Stored dataset items

┄┄┄┄┄┄┄┄┄┄

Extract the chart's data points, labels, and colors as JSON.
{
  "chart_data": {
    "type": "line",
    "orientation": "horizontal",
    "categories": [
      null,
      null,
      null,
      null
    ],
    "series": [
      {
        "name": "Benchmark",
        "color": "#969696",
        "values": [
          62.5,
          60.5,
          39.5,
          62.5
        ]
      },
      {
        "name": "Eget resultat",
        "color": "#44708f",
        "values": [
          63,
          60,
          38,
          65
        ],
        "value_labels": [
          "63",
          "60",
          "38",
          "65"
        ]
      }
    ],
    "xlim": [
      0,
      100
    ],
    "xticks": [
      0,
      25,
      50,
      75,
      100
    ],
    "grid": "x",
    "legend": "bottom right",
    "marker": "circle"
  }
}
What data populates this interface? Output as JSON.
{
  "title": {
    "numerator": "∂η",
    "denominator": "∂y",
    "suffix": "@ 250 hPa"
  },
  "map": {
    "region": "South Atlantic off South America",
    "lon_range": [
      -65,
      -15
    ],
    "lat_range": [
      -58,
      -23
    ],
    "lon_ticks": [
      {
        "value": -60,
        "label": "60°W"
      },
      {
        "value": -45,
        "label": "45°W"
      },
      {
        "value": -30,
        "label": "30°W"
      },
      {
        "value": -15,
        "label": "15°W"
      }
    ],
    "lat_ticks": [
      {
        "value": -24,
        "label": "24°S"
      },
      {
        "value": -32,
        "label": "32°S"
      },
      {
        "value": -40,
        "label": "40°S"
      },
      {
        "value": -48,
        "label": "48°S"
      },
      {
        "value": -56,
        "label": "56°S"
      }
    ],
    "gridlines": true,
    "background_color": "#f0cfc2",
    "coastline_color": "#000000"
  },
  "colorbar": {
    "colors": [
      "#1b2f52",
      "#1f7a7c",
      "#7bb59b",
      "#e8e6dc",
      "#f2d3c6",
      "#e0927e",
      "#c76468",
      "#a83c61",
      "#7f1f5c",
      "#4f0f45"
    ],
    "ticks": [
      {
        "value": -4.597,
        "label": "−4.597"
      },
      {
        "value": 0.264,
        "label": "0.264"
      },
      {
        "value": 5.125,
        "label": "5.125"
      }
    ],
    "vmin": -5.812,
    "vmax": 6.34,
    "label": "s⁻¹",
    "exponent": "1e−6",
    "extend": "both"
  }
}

┄┄┄┄┄┄┄┄┄┄

● **Exercise**
Look through the entries above and report each line where the string "colors" occurs.

● **Expected output**
Extract the chart's data points, labels, and colors as JSON.
    "colors": [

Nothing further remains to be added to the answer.